_Task goal_: From the listing below, pick out each line with the word "проблемы".

════════════════════

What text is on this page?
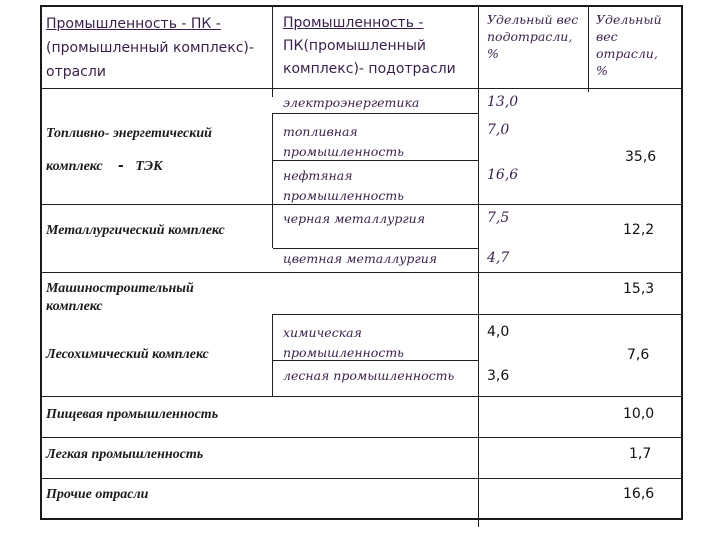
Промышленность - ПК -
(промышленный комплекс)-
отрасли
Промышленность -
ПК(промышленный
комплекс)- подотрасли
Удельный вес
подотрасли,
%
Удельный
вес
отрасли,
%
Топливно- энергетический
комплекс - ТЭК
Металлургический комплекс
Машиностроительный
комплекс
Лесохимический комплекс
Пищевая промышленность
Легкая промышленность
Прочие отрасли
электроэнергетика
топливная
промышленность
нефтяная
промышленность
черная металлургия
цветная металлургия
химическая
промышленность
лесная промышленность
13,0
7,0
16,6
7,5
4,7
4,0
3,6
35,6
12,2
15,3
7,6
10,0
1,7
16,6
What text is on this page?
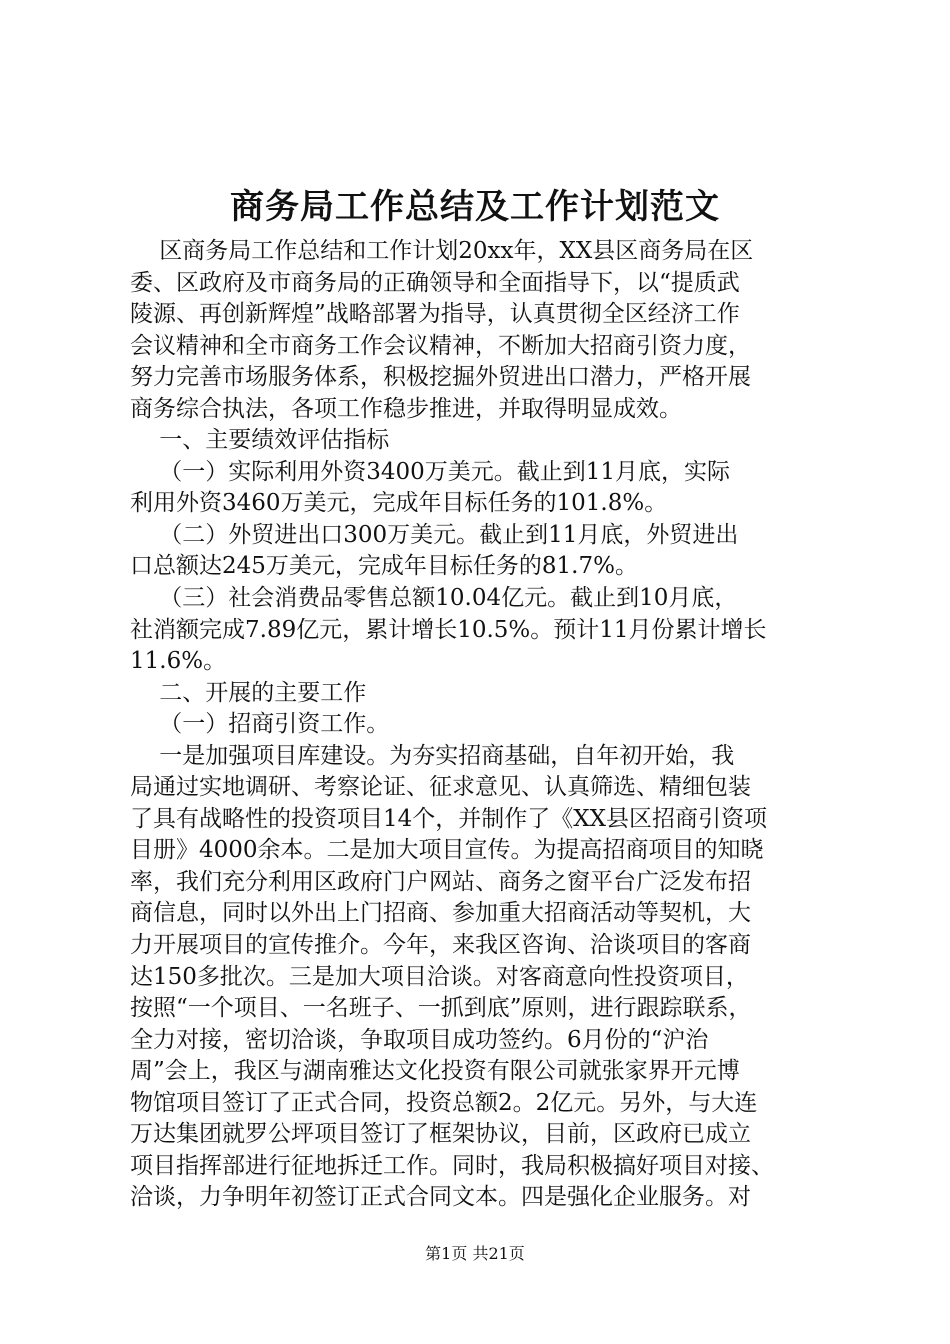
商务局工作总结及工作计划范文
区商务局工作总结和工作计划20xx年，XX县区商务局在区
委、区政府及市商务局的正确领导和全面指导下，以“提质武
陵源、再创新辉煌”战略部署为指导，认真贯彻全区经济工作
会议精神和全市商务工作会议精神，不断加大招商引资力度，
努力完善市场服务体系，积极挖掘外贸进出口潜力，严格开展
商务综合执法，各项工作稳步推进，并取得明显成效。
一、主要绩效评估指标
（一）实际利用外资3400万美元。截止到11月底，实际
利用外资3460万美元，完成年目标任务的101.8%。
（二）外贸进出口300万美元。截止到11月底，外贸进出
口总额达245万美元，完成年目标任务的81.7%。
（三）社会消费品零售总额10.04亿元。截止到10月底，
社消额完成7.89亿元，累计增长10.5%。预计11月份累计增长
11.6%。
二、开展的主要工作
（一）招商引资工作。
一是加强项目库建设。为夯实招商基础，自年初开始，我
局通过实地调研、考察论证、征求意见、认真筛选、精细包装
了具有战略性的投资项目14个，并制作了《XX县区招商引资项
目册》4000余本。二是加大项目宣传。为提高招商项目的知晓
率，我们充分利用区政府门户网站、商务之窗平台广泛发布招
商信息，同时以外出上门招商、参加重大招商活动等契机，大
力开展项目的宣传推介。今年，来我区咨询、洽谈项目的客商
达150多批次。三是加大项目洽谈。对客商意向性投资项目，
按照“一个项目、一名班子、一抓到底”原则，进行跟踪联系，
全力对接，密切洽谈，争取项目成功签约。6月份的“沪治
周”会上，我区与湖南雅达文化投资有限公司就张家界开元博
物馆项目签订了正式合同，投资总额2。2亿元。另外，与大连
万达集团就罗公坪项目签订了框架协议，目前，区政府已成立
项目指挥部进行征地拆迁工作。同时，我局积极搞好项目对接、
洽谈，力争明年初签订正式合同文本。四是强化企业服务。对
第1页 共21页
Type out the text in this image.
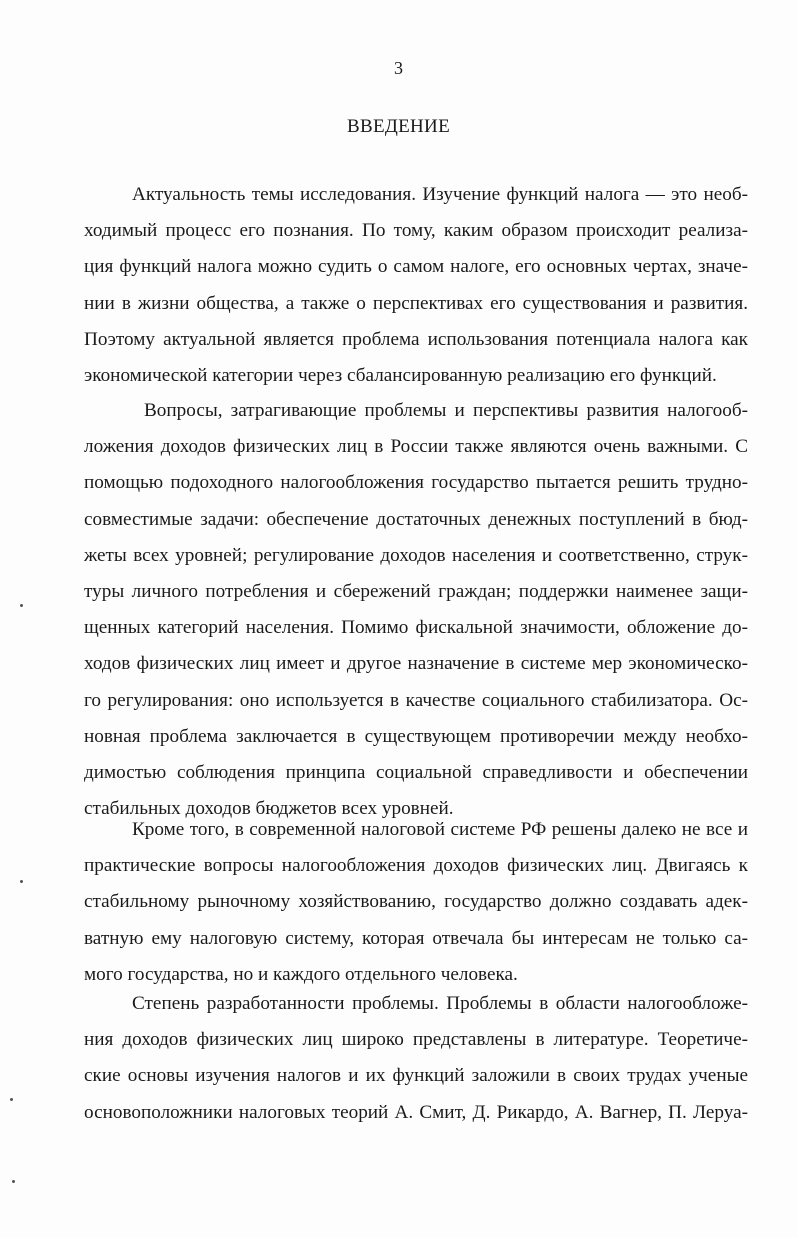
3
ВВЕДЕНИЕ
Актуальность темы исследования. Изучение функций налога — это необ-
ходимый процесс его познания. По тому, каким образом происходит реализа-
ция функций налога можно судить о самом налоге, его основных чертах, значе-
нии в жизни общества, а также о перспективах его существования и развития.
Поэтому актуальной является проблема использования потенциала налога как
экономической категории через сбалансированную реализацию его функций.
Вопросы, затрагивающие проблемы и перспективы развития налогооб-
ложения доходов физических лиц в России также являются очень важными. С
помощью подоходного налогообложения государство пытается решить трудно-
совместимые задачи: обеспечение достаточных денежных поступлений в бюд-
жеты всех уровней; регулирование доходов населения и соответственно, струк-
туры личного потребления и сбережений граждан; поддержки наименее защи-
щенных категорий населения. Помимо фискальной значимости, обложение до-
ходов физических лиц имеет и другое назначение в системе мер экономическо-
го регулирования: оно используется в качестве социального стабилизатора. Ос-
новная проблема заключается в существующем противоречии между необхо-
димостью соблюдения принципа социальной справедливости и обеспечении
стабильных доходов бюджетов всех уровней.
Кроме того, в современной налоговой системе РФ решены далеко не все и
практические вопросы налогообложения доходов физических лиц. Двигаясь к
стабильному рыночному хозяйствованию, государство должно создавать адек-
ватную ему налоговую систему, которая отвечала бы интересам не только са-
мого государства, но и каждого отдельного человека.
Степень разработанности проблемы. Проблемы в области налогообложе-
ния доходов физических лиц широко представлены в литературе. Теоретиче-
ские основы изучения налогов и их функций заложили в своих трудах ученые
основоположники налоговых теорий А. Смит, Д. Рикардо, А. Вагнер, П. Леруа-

════════════════════

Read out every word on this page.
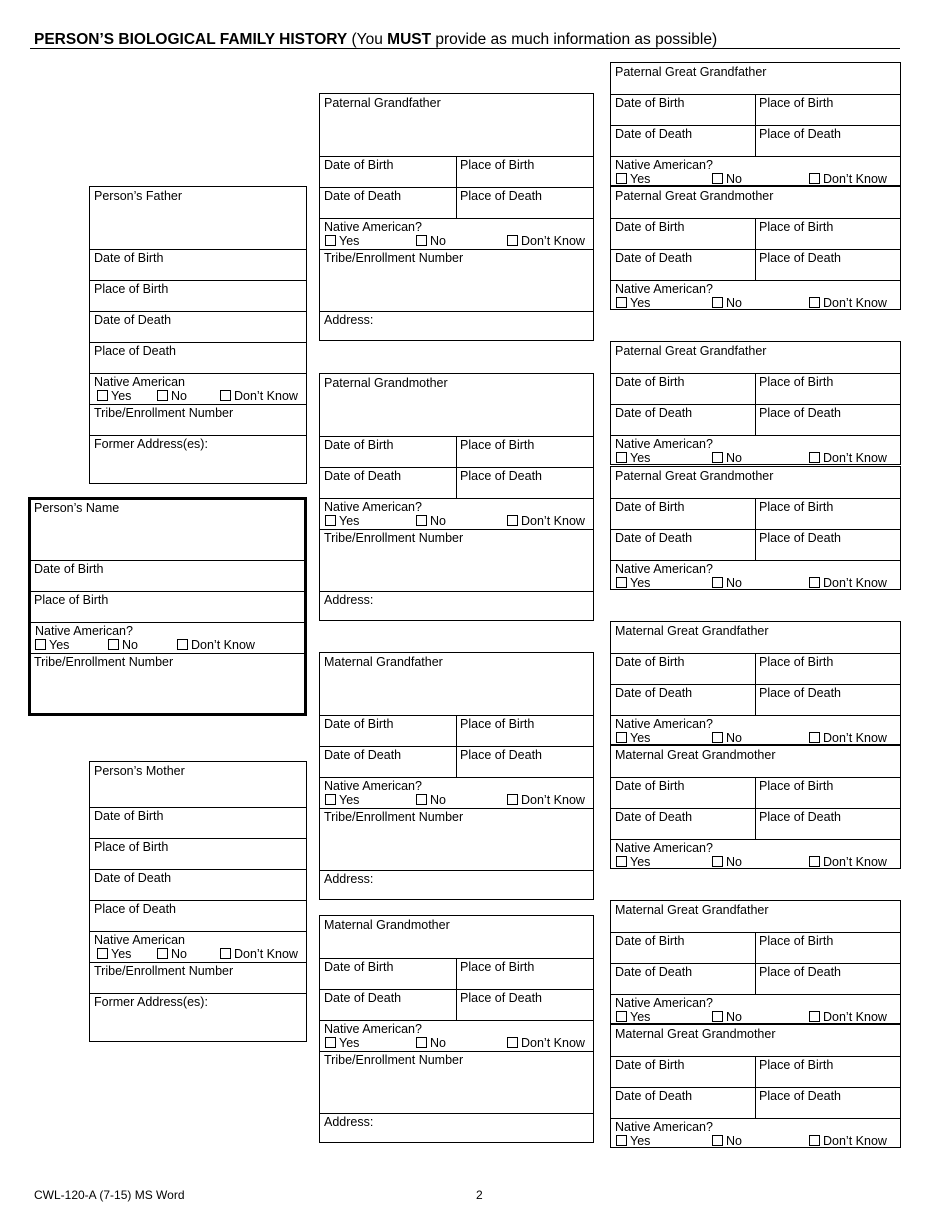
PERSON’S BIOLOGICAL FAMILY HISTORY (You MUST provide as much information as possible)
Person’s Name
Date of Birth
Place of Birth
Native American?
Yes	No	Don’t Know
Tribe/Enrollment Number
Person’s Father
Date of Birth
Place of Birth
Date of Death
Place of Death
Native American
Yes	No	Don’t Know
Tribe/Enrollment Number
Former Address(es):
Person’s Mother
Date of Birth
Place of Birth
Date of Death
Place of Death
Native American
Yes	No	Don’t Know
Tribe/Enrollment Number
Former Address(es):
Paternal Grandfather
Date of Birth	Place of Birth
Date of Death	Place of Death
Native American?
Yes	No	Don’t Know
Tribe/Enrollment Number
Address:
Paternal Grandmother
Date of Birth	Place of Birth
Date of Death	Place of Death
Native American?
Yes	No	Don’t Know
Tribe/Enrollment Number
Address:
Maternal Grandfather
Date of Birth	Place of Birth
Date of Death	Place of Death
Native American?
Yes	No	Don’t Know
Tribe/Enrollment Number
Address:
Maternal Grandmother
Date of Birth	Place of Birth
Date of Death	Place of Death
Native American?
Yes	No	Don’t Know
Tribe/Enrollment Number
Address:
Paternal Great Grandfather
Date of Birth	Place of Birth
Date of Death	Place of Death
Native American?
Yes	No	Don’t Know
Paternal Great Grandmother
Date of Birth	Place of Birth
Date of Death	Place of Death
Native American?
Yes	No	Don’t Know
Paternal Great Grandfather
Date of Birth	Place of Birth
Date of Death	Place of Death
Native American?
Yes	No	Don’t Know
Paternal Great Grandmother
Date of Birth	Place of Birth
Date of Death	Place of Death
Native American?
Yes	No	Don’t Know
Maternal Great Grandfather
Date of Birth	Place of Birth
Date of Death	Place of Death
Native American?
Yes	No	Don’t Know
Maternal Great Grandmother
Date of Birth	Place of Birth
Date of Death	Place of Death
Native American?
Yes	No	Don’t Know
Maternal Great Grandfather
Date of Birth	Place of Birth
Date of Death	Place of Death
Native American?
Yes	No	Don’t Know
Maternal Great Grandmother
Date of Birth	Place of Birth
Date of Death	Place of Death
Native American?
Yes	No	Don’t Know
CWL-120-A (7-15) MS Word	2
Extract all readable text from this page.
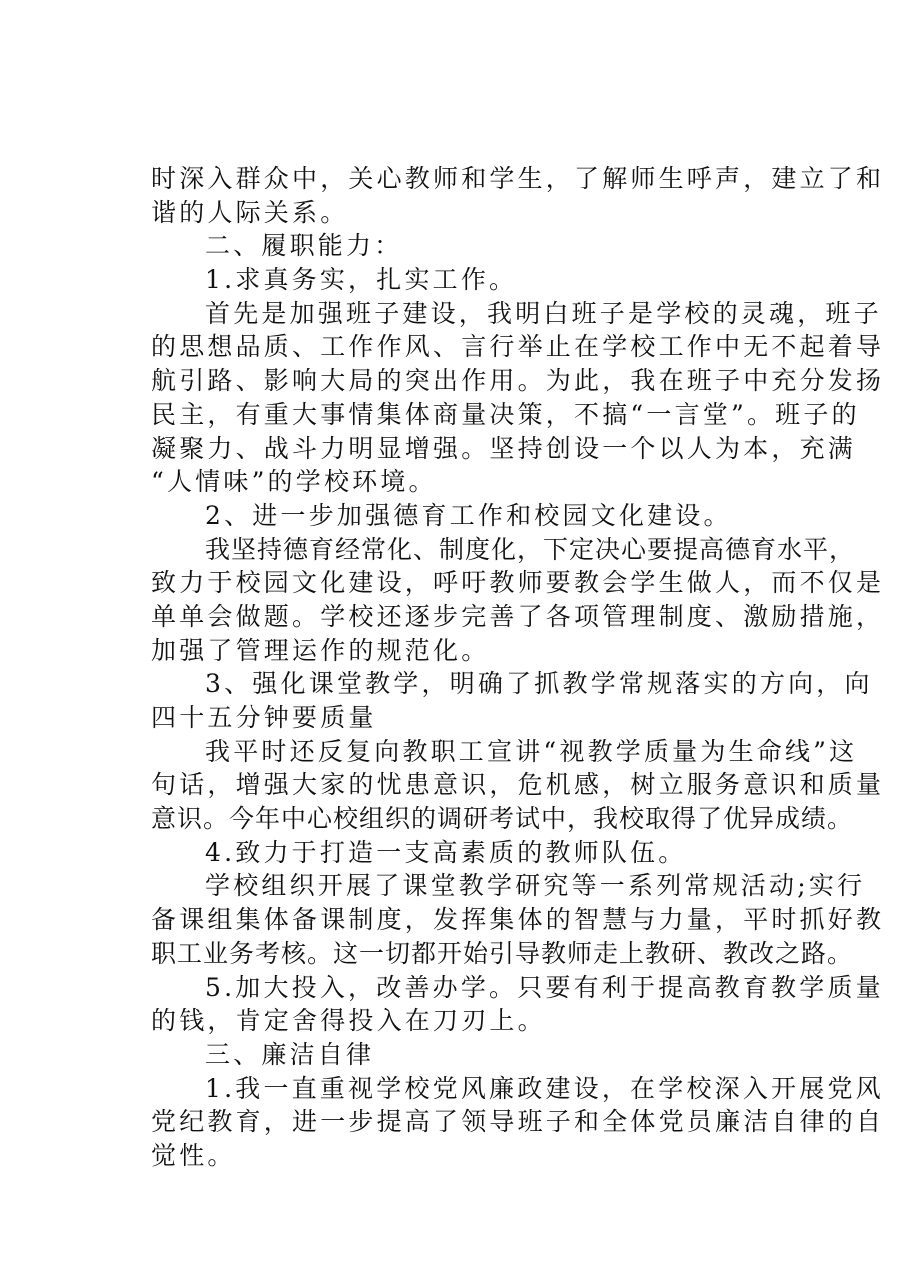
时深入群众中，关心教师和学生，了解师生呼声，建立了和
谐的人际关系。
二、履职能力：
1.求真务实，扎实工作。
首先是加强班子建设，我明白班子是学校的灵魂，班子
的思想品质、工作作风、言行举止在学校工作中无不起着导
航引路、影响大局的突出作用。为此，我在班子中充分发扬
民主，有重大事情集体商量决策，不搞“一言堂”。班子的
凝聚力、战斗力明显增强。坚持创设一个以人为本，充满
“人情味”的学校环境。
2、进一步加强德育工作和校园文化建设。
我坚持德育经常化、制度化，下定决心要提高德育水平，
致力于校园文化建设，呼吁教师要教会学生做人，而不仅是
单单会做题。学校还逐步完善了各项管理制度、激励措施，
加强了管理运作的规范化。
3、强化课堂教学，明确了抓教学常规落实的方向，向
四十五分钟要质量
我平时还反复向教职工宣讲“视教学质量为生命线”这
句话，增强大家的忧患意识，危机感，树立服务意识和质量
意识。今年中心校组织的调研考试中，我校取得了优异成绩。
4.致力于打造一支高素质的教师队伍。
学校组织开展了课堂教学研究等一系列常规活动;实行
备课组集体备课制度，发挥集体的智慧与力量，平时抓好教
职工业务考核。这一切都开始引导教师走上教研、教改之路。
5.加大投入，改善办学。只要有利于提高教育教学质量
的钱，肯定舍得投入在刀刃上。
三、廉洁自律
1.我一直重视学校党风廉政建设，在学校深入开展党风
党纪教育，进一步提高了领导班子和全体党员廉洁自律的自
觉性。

════════════════════

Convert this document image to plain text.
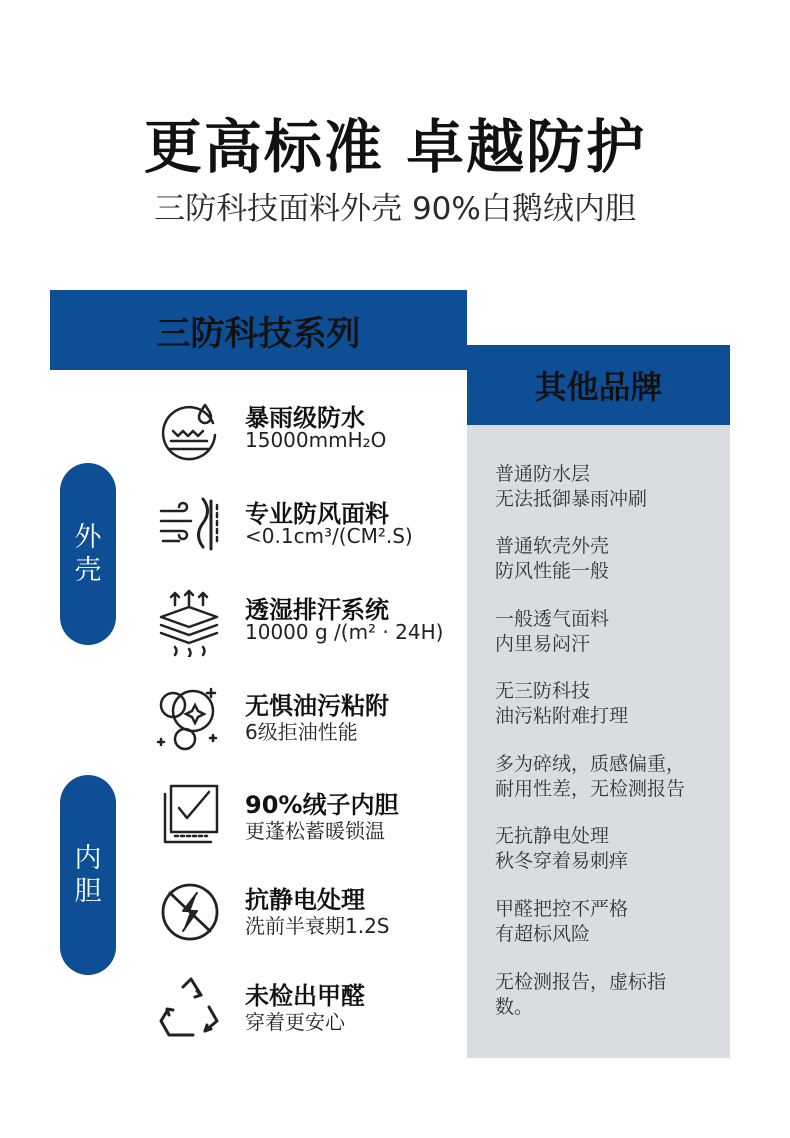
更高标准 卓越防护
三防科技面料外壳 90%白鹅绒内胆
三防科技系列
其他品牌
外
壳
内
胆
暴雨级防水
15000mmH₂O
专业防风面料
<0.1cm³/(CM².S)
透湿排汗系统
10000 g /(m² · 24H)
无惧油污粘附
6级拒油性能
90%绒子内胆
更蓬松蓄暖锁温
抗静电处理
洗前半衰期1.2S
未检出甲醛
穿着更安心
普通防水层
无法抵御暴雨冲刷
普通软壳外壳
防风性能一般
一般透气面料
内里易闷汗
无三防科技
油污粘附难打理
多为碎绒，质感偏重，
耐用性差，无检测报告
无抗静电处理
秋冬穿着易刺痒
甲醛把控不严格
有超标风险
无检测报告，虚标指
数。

════════════════════

_Correct answer_:
Вопросы, затрагивающие проблемы и перспективы развития налогооб-
Степень разработанности проблемы. Проблемы в области налогообложе-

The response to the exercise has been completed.